Records shown:

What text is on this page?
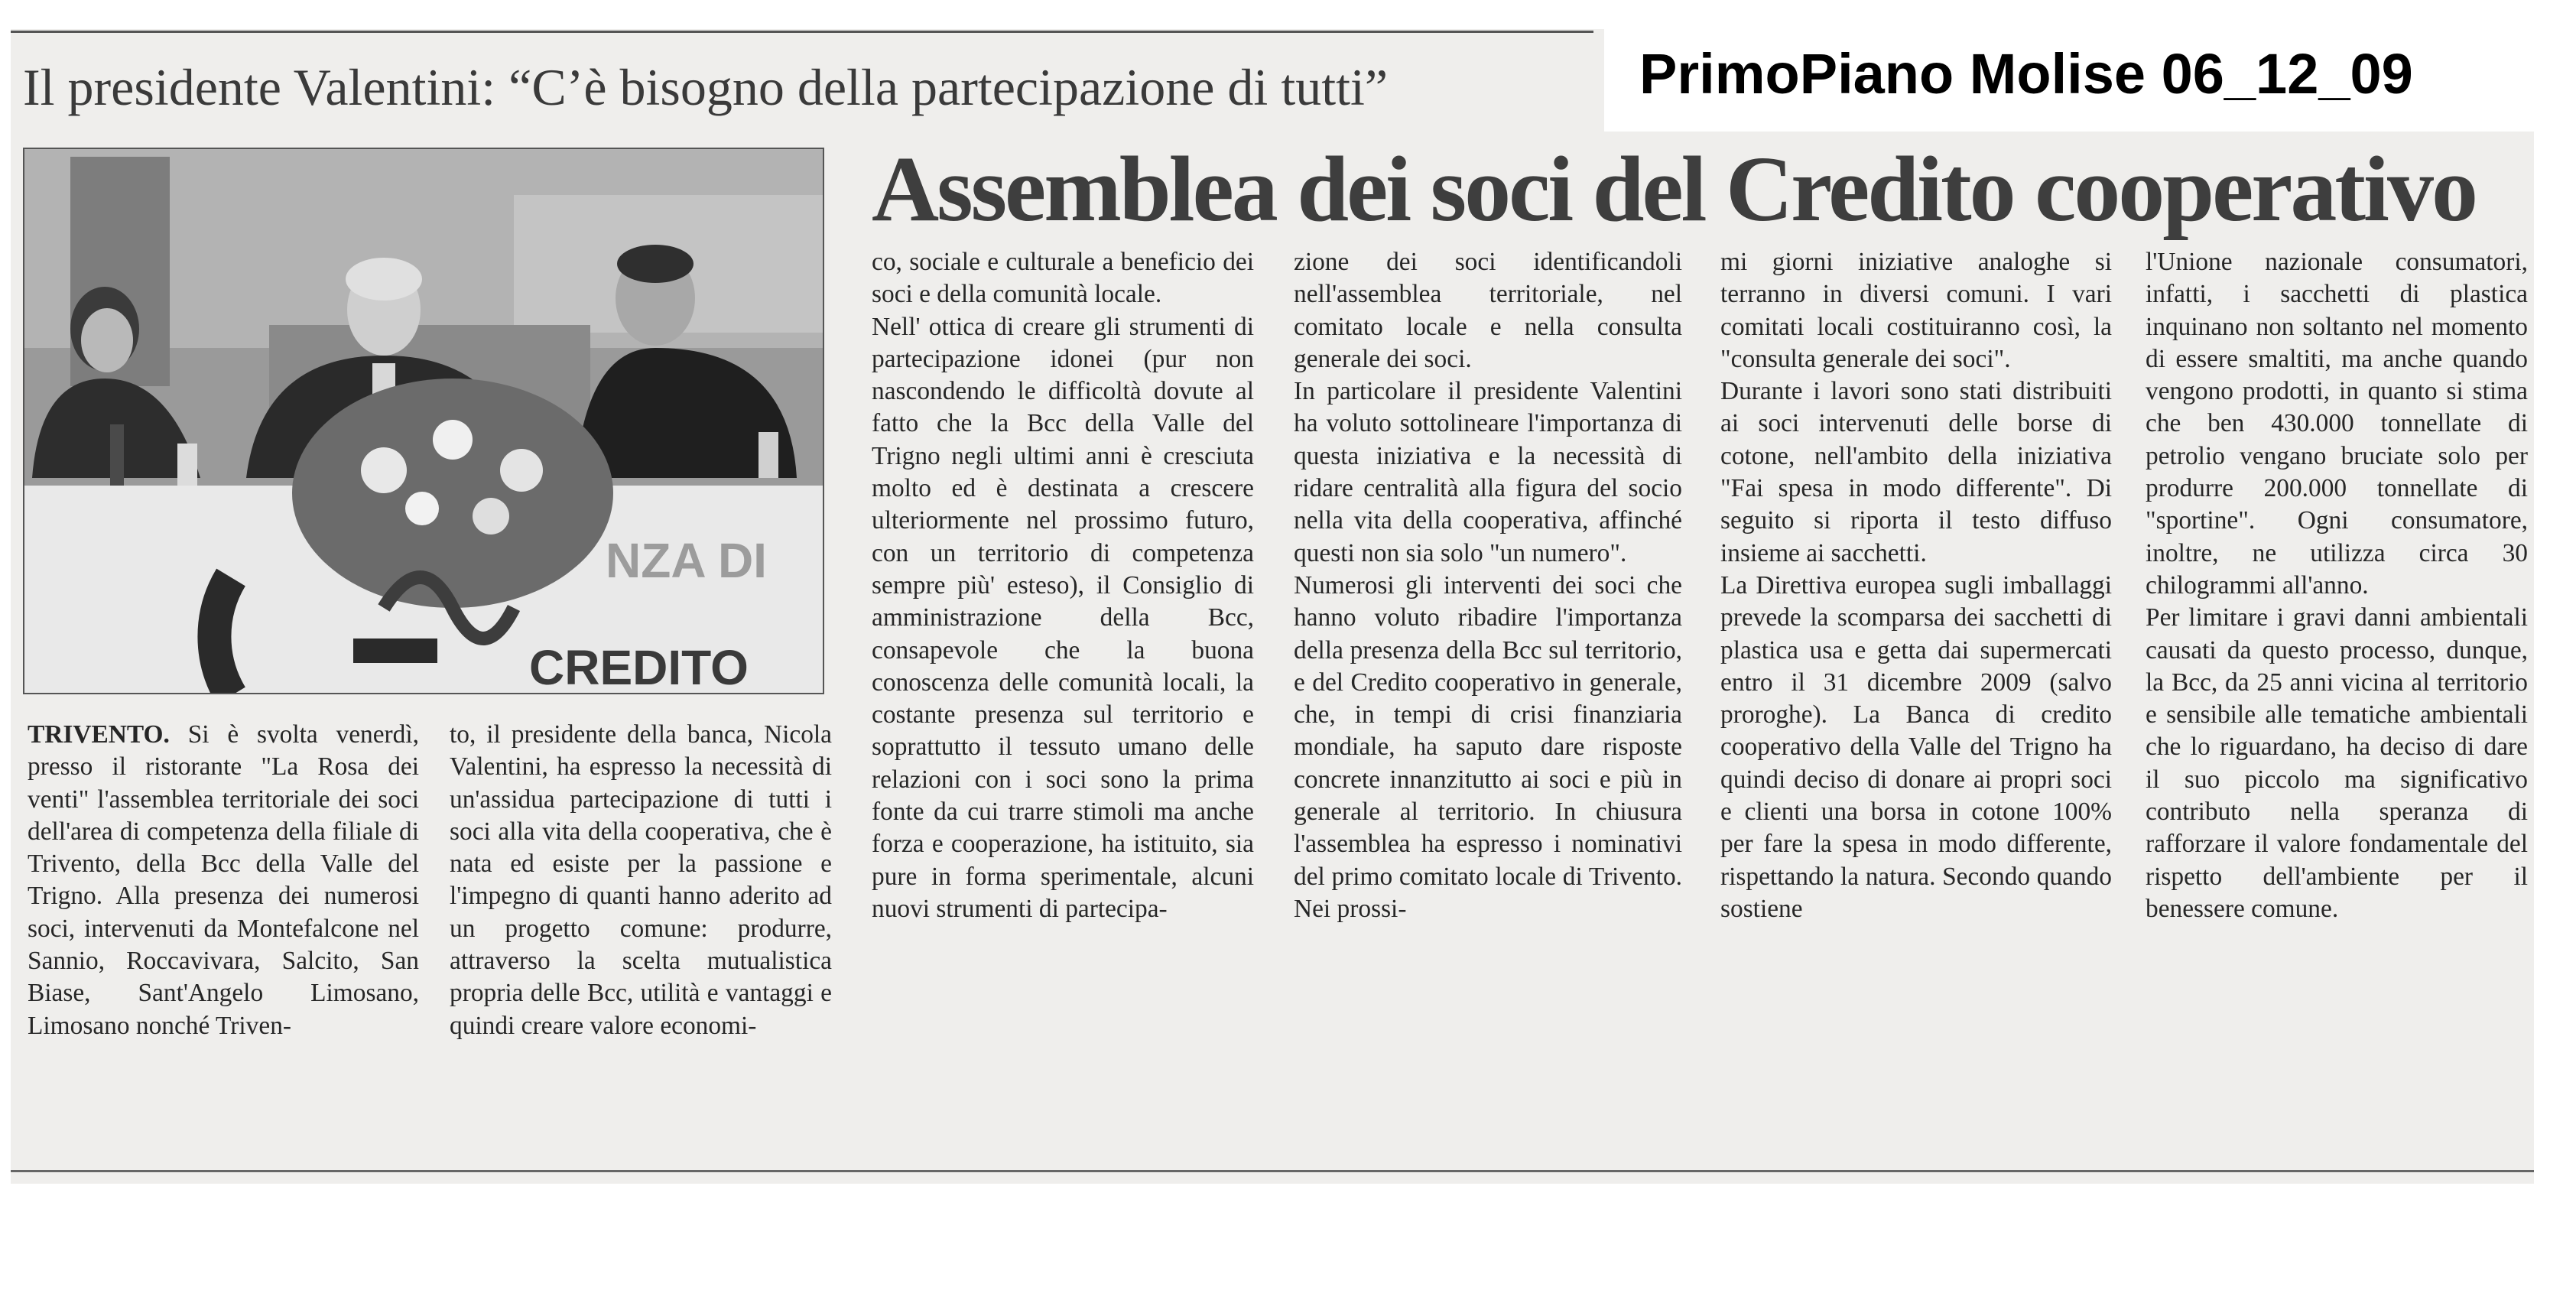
Il presidente Valentini: “C’è bisogno della partecipazione di tutti”	PrimoPiano Molise 06_12_09
Assemblea dei soci del Credito cooperativo
NZA DI
CREDITO

TRIVENTO. Si è svolta venerdì, presso il ristorante "La Rosa dei venti" l'assemblea territoriale dei soci dell'area di competenza della filiale di Trivento, della Bcc della Valle del Trigno. Alla presenza dei numerosi soci, intervenuti da Montefalcone nel Sannio, Roccavivara, Salcito, San Biase, Sant'Angelo Limosano, Limosano nonché Triven-

to, il presidente della banca, Nicola Valentini, ha espresso la necessità di un'assidua partecipazione di tutti i soci alla vita della cooperativa, che è nata ed esiste per la passione e l'impegno di quanti hanno aderito ad un progetto comune: produrre, attraverso la scelta mutualistica propria delle Bcc, utilità e vantaggi e quindi creare valore economi-

co, sociale e culturale a beneficio dei soci e della comunità locale.

Nell' ottica di creare gli strumenti di partecipazione idonei (pur non nascondendo le difficoltà dovute al fatto che la Bcc della Valle del Trigno negli ultimi anni è cresciuta molto ed è destinata a crescere ulteriormente nel prossimo futuro, con un territorio di competenza sempre più' esteso), il Consiglio di amministrazione della Bcc, consapevole che la buona conoscenza delle comunità locali, la costante presenza sul territorio e soprattutto il tessuto umano delle relazioni con i soci sono la prima fonte da cui trarre stimoli ma anche forza e cooperazione, ha istituito, sia pure in forma sperimentale, alcuni nuovi strumenti di partecipa-

zione dei soci identificandoli nell'assemblea territoriale, nel comitato locale e nella consulta generale dei soci.

In particolare il presidente Valentini ha voluto sottolineare l'importanza di questa iniziativa e la necessità di ridare centralità alla figura del socio nella vita della cooperativa, affinché questi non sia solo "un numero".

Numerosi gli interventi dei soci che hanno voluto ribadire l'importanza della presenza della Bcc sul territorio, e del Credito cooperativo in generale, che, in tempi di crisi finanziaria mondiale, ha saputo dare risposte concrete innanzitutto ai soci e più in generale al territorio. In chiusura l'assemblea ha espresso i nominativi del primo comitato locale di Trivento. Nei prossi-

mi giorni iniziative analoghe si terranno in diversi comuni. I vari comitati locali costituiranno così, la "consulta generale dei soci".

Durante i lavori sono stati distribuiti ai soci intervenuti delle borse di cotone, nell'ambito della iniziativa "Fai spesa in modo differente". Di seguito si riporta il testo diffuso insieme ai sacchetti.

La Direttiva europea sugli imballaggi prevede la scomparsa dei sacchetti di plastica usa e getta dai supermercati entro il 31 dicembre 2009 (salvo proroghe). La Banca di credito cooperativo della Valle del Trigno ha quindi deciso di donare ai propri soci e clienti una borsa in cotone 100% per fare la spesa in modo differente, rispettando la natura. Secondo quando sostiene

l'Unione nazionale consumatori, infatti, i sacchetti di plastica inquinano non soltanto nel momento di essere smaltiti, ma anche quando vengono prodotti, in quanto si stima che ben 430.000 tonnellate di petrolio vengano bruciate solo per produrre 200.000 tonnellate di "sportine". Ogni consumatore, inoltre, ne utilizza circa 30 chilogrammi all'anno.

Per limitare i gravi danni ambientali causati da questo processo, dunque, la Bcc, da 25 anni vicina al territorio e sensibile alle tematiche ambientali che lo riguardano, ha deciso di dare il suo piccolo ma significativo contributo nella speranza di rafforzare il valore fondamentale del rispetto dell'ambiente per il benessere comune.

Stated exercise:
From the data above, gather every line that includes the word "cotone".

Exercise output:
Durante i lavori sono stati distribuiti ai soci intervenuti delle borse di cotone, nell'ambito della iniziativa "Fai spesa in modo differente". Di seguito si riporta il testo diffuso insieme ai sacchetti.
La Direttiva europea sugli imballaggi prevede la scomparsa dei sacchetti di plastica usa e getta dai supermercati entro il 31 dicembre 2009 (salvo proroghe). La Banca di credito cooperativo della Valle del Trigno ha quindi deciso di donare ai propri soci e clienti una borsa in cotone 100% per fare la spesa in modo differente, rispettando la natura. Secondo quando sostiene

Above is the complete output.